* REQUIREMENT *
Set down the full listing exactly, character for character.
***** TASK DATA *****
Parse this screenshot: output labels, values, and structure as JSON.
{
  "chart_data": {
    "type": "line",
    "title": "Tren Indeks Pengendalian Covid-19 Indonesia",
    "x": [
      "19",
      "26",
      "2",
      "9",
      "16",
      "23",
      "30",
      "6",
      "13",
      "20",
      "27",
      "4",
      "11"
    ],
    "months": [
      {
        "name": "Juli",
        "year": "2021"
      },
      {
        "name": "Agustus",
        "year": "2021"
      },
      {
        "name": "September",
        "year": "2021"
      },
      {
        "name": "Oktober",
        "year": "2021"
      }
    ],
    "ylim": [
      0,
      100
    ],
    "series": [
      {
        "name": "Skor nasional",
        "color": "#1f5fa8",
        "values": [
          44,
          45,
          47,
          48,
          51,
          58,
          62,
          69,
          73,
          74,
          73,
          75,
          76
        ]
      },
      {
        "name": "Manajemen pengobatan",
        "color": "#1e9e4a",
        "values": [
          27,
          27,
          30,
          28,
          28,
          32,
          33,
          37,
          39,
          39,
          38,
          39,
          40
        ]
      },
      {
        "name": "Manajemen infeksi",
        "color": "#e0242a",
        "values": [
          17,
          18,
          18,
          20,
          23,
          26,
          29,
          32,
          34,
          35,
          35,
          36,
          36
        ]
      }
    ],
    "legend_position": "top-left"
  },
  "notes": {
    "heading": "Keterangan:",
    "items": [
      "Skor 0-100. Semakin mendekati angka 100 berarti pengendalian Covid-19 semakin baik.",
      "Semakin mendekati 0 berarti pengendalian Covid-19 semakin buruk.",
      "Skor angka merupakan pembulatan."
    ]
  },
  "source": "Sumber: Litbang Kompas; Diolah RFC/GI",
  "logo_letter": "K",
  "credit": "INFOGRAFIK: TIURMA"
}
*****
* RESULT FOR THIS EXERCISE *
Parse this screenshot: output labels, values, and structure as JSON.
{
  "chart_data": {
    "type": "line",
    "title": "Tren Indeks Pengendalian Covid-19 Indonesia",
    "x": [
      "19",
      "26",
      "2",
      "9",
      "16",
      "23",
      "30",
      "6",
      "13",
      "20",
      "27",
      "4",
      "11"
    ],
    "months": [
      {
        "name": "Juli",
        "year": "2021"
      },
      {
        "name": "Agustus",
        "year": "2021"
      },
      {
        "name": "September",
        "year": "2021"
      },
      {
        "name": "Oktober",
        "year": "2021"
      }
    ],
    "ylim": [
      0,
      100
    ],
    "series": [
      {
        "name": "Skor nasional",
        "color": "#1f5fa8",
        "values": [
          44,
          45,
          47,
          48,
          51,
          58,
          62,
          69,
          73,
          74,
          73,
          75,
          76
        ]
      },
      {
        "name": "Manajemen pengobatan",
        "color": "#1e9e4a",
        "values": [
          27,
          27,
          30,
          28,
          28,
          32,
          33,
          37,
          39,
          39,
          38,
          39,
          40
        ]
      },
      {
        "name": "Manajemen infeksi",
        "color": "#e0242a",
        "values": [
          17,
          18,
          18,
          20,
          23,
          26,
          29,
          32,
          34,
          35,
          35,
          36,
          36
        ]
      }
    ],
    "legend_position": "top-left"
  },
  "notes": {
    "heading": "Keterangan:",
    "items": [
      "Skor 0-100. Semakin mendekati angka 100 berarti pengendalian Covid-19 semakin baik.",
      "Semakin mendekati 0 berarti pengendalian Covid-19 semakin buruk.",
      "Skor angka merupakan pembulatan."
    ]
  },
  "source": "Sumber: Litbang Kompas; Diolah RFC/GI",
  "logo_letter": "K",
  "credit": "INFOGRAFIK: TIURMA"
}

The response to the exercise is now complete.